-- Begin --

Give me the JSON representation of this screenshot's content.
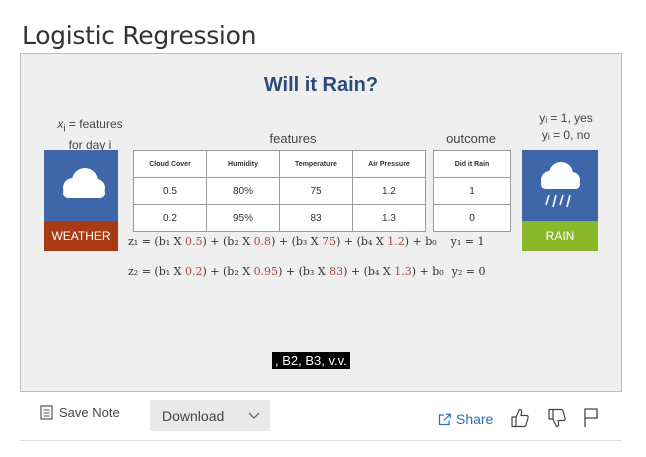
{
  "page": {
    "title": "Logistic Regression"
  },
  "slide": {
    "title": "Will it Rain?",
    "left_note_line1": "x",
    "left_note_sub": "i",
    "left_note_line1_rest": " = features",
    "left_note_line2": "for day i",
    "right_note_line1": "yᵢ = 1, yes",
    "right_note_line2": "yᵢ = 0, no",
    "features_label": "features",
    "outcome_label": "outcome",
    "weather_label": "WEATHER",
    "rain_label": "RAIN",
    "features_table": {
      "headers": [
        "Cloud Cover",
        "Humidity",
        "Temperature",
        "Air Pressure"
      ],
      "rows": [
        [
          "0.5",
          "80%",
          "75",
          "1.2"
        ],
        [
          "0.2",
          "95%",
          "83",
          "1.3"
        ]
      ]
    },
    "outcome_table": {
      "header": "Did it Rain",
      "rows": [
        "1",
        "0"
      ]
    },
    "equation_1": {
      "lhs": "z₁ = (b₁ X ",
      "v1": "0.5",
      "p2": ") + (b₂ X ",
      "v2": "0.8",
      "p3": ") + (b₃ X ",
      "v3": "75",
      "p4": ") + (b₄ X ",
      "v4": "1.2",
      "tail": ") + b₀",
      "y": "y₁ = 1"
    },
    "equation_2": {
      "lhs": "z₂ = (b₁ X ",
      "v1": "0.2",
      "p2": ") + (b₂ X ",
      "v2": "0.95",
      "p3": ") + (b₃ X ",
      "v3": "83",
      "p4": ") + (b₄ X ",
      "v4": "1.3",
      "tail": ") + b₀",
      "y": "y₂ = 0"
    },
    "caption": ", B2, B3, v.v."
  },
  "toolbar": {
    "save_note": "Save Note",
    "download": "Download",
    "share": "Share"
  },
  "icons": {
    "save": "note-icon",
    "chevron": "chevron-down-icon",
    "share": "share-icon",
    "like": "thumbs-up-icon",
    "dislike": "thumbs-down-icon",
    "flag": "flag-icon",
    "cloud": "cloud-icon",
    "rain": "rain-cloud-icon"
  },
  "colors": {
    "weather_card": "#a83a14",
    "rain_card": "#8ab82a",
    "card_blue": "#3f66a8",
    "slide_title": "#2a4a7a",
    "link": "#2a6ebb"
  }
}
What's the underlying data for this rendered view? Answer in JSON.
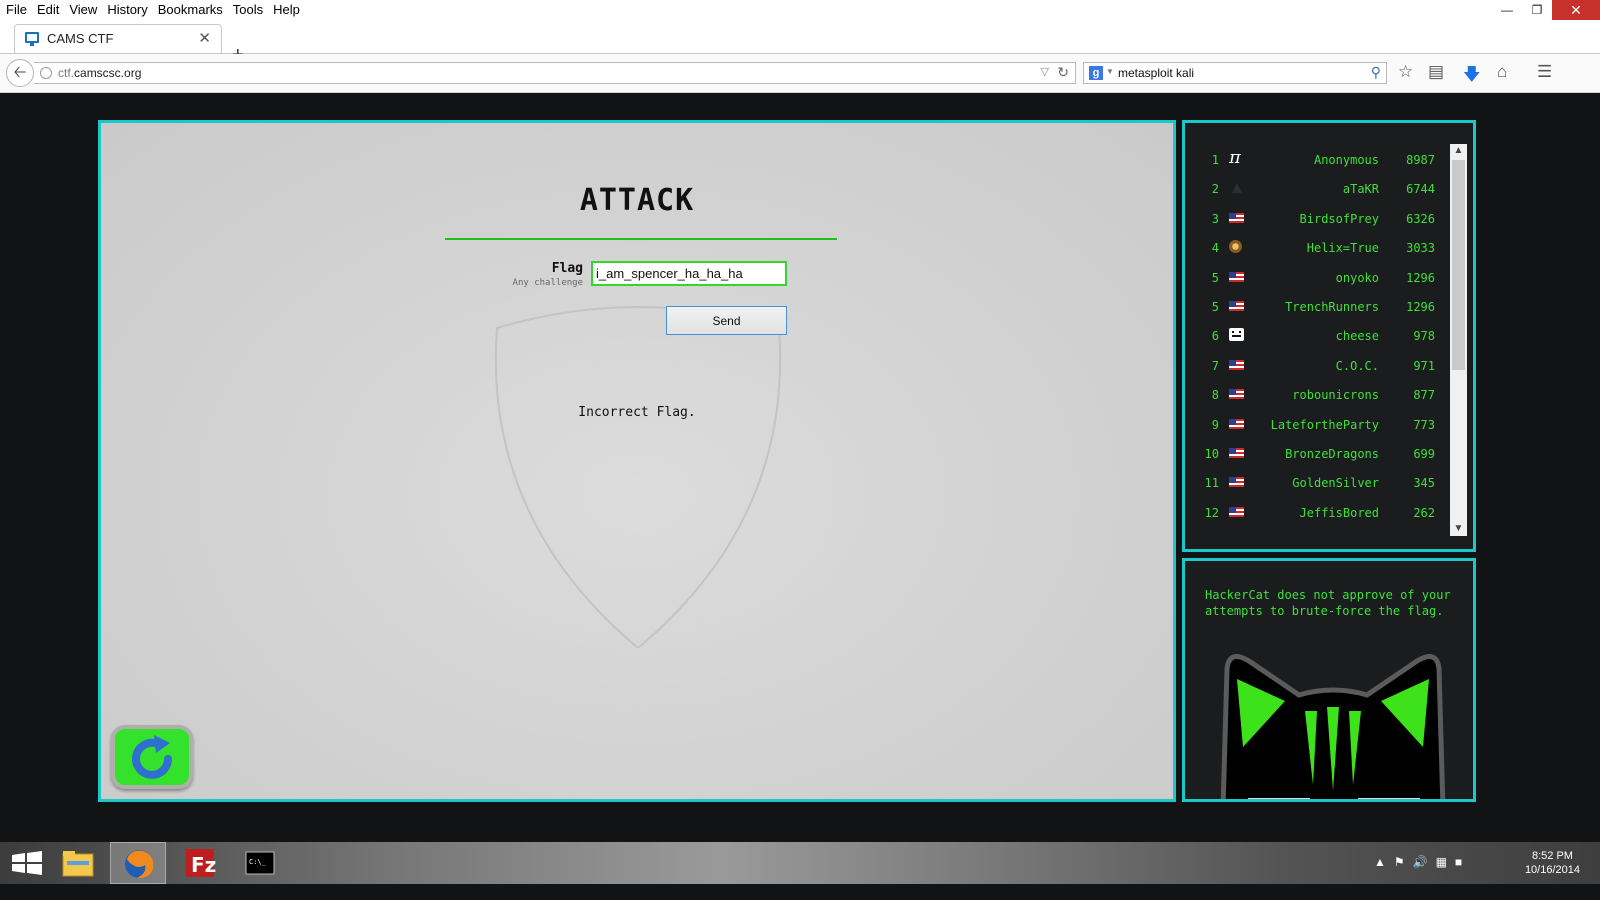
{
  "menubar": {
    "items": [
      "File",
      "Edit",
      "View",
      "History",
      "Bookmarks",
      "Tools",
      "Help"
    ]
  },
  "tab": {
    "title": "CAMS CTF"
  },
  "address": {
    "host": "ctf.camscsc.org"
  },
  "search": {
    "engine_glyph": "g",
    "query": "metasploit kali"
  },
  "attack": {
    "title": "ATTACK",
    "flag_label": "Flag",
    "flag_sublabel": "Any challenge",
    "flag_value": "i_am_spencer_ha_ha_ha",
    "send_label": "Send",
    "result": "Incorrect Flag."
  },
  "scoreboard": {
    "rows": [
      {
        "rank": "1",
        "name": "Anonymous",
        "points": "8987",
        "icon": "pi"
      },
      {
        "rank": "2",
        "name": "aTaKR",
        "points": "6744",
        "icon": "hat"
      },
      {
        "rank": "3",
        "name": "BirdsofPrey",
        "points": "6326",
        "icon": "us"
      },
      {
        "rank": "4",
        "name": "Helix=True",
        "points": "3033",
        "icon": "badge"
      },
      {
        "rank": "5",
        "name": "onyoko",
        "points": "1296",
        "icon": "us"
      },
      {
        "rank": "5",
        "name": "TrenchRunners",
        "points": "1296",
        "icon": "us"
      },
      {
        "rank": "6",
        "name": "cheese",
        "points": "978",
        "icon": "cheese"
      },
      {
        "rank": "7",
        "name": "C.O.C.",
        "points": "971",
        "icon": "us"
      },
      {
        "rank": "8",
        "name": "robounicrons",
        "points": "877",
        "icon": "us"
      },
      {
        "rank": "9",
        "name": "LatefortheParty",
        "points": "773",
        "icon": "us"
      },
      {
        "rank": "10",
        "name": "BronzeDragons",
        "points": "699",
        "icon": "us"
      },
      {
        "rank": "11",
        "name": "GoldenSilver",
        "points": "345",
        "icon": "us"
      },
      {
        "rank": "12",
        "name": "JeffisBored",
        "points": "262",
        "icon": "us"
      }
    ]
  },
  "hackercat": {
    "message": "HackerCat does not approve of your attempts to brute-force the flag."
  },
  "clock": {
    "time": "8:52 PM",
    "date": "10/16/2014"
  },
  "colors": {
    "accent_cyan": "#1cc7c7",
    "terminal_green": "#3fe03a",
    "rule_green": "#1fbf1f"
  },
  "icons": [
    "back-arrow-icon",
    "globe-icon",
    "reload-icon",
    "search-icon",
    "star-icon",
    "reading-list-icon",
    "download-icon",
    "home-icon",
    "menu-icon",
    "refresh-icon",
    "windows-start-icon",
    "file-explorer-icon",
    "firefox-icon",
    "filezilla-icon",
    "terminal-icon"
  ]
}
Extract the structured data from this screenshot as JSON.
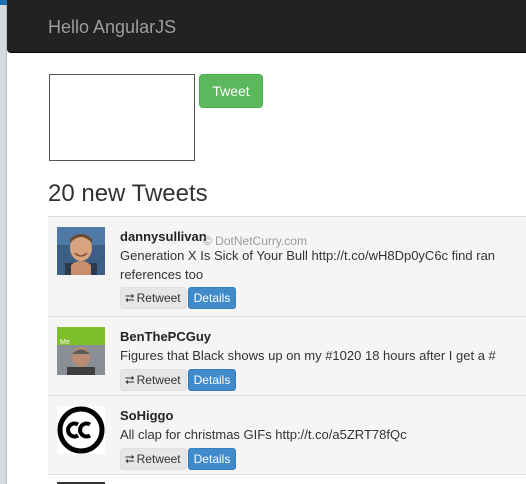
{
  "navbar": {
    "brand": "Hello AngularJS"
  },
  "composer": {
    "textarea_value": "",
    "tweet_button_label": "Tweet"
  },
  "feed": {
    "heading": "20 new Tweets",
    "retweet_label": "Retweet",
    "details_label": "Details",
    "tweets": [
      {
        "user": "dannysullivan",
        "text": "Generation X Is Sick of Your Bull http://t.co/wH8Dp0yC6c find ran references too",
        "avatar": "photo-avatar"
      },
      {
        "user": "BenThePCGuy",
        "text": "Figures that Black shows up on my #1020 18 hours after I get a #",
        "avatar": "photo-avatar"
      },
      {
        "user": "SoHiggo",
        "text": "All clap for christmas GIFs http://t.co/a5ZRT78fQc",
        "avatar": "creative-commons-logo"
      }
    ]
  },
  "watermark": {
    "text": "© DotNetCurry.com"
  },
  "icons": {
    "retweet": "retweet-icon"
  },
  "colors": {
    "navbar_bg": "#222222",
    "brand_text": "#9d9d9d",
    "tweet_button": "#5cb85c",
    "details_button": "#428bca",
    "row_bg": "#f5f5f5"
  }
}
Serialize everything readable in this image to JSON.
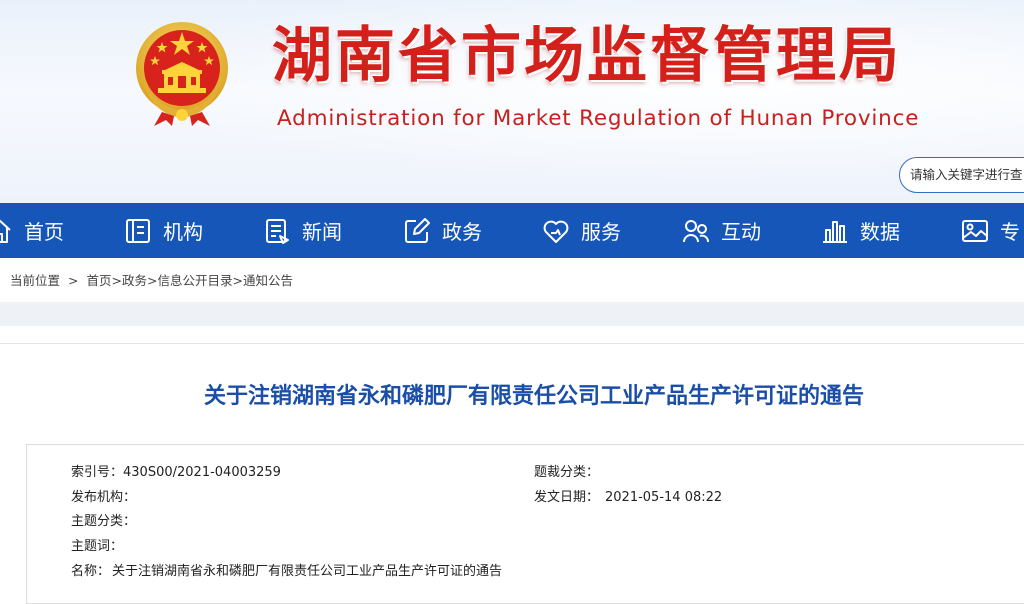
{
  "header": {
    "title": "湖南省市场监督管理局",
    "subtitle": "Administration for Market Regulation of Hunan Province",
    "search_placeholder": "请输入关键字进行查"
  },
  "colors": {
    "brand_red": "#d3201b",
    "nav_blue": "#1656b8",
    "title_blue": "#1a4ea8"
  },
  "nav": {
    "items": [
      {
        "label": "首页",
        "icon": "home-icon"
      },
      {
        "label": "机构",
        "icon": "document-icon"
      },
      {
        "label": "新闻",
        "icon": "news-icon"
      },
      {
        "label": "政务",
        "icon": "edit-icon"
      },
      {
        "label": "服务",
        "icon": "service-icon"
      },
      {
        "label": "互动",
        "icon": "interaction-icon"
      },
      {
        "label": "数据",
        "icon": "bar-chart-icon"
      },
      {
        "label": "专",
        "icon": "image-icon"
      }
    ]
  },
  "breadcrumb": {
    "prefix": "当前位置",
    "sep": ">",
    "items": [
      "首页",
      "政务",
      "信息公开目录",
      "通知公告"
    ],
    "item_sep": ">"
  },
  "article": {
    "title": "关于注销湖南省永和磷肥厂有限责任公司工业产品生产许可证的通告",
    "meta": {
      "index_no": {
        "label": "索引号：",
        "value": "430S00/2021-04003259"
      },
      "category": {
        "label": "题裁分类：",
        "value": ""
      },
      "publisher": {
        "label": "发布机构：",
        "value": ""
      },
      "date": {
        "label": "发文日期：",
        "value": "2021-05-14 08:22"
      },
      "topic": {
        "label": "主题分类：",
        "value": ""
      },
      "keywords": {
        "label": "主题词：",
        "value": ""
      },
      "name": {
        "label": "名称：",
        "value": "关于注销湖南省永和磷肥厂有限责任公司工业产品生产许可证的通告"
      }
    }
  }
}
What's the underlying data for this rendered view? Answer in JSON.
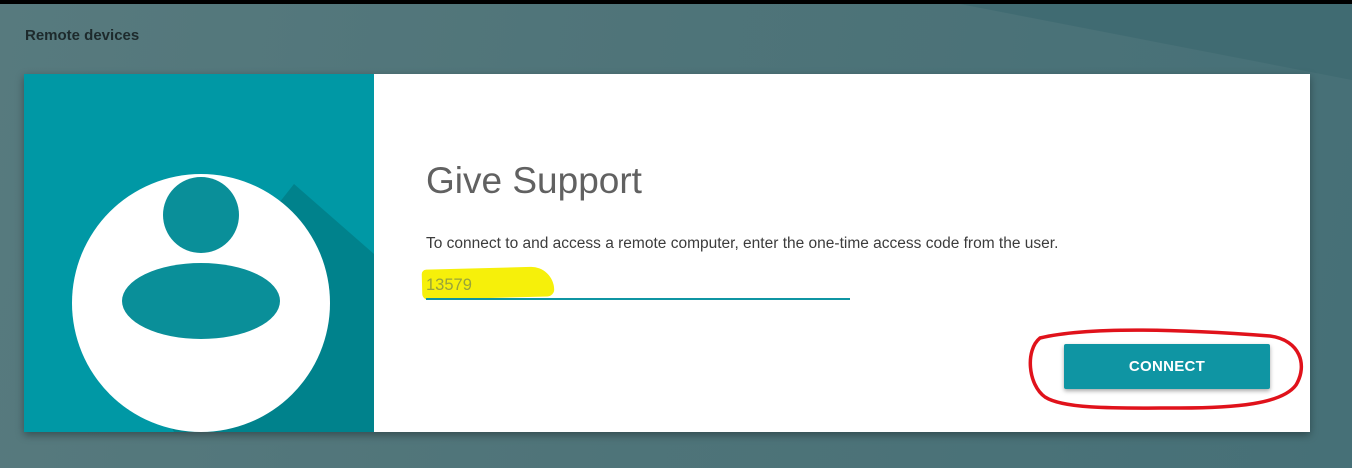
{
  "header": {
    "section_title": "Remote devices"
  },
  "support_card": {
    "title": "Give Support",
    "description": "To connect to and access a remote computer, enter the one-time access code from the user.",
    "access_code_value": "13579",
    "connect_label": "CONNECT"
  },
  "icons": {
    "hero": "person-icon"
  },
  "colors": {
    "accent": "#0f95a3",
    "hero_background": "#0098a5",
    "highlight": "#f6f00a",
    "annotation": "#e0121b"
  }
}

-- End --

Look through the data above. Each line containing the word "http" needs to be copied.

        "text": "Generation X Is Sick of Your Bull http://t.co/wH8Dp0yC6c find ran references too",
        "text": "All clap for christmas GIFs http://t.co/a5ZRT78fQc",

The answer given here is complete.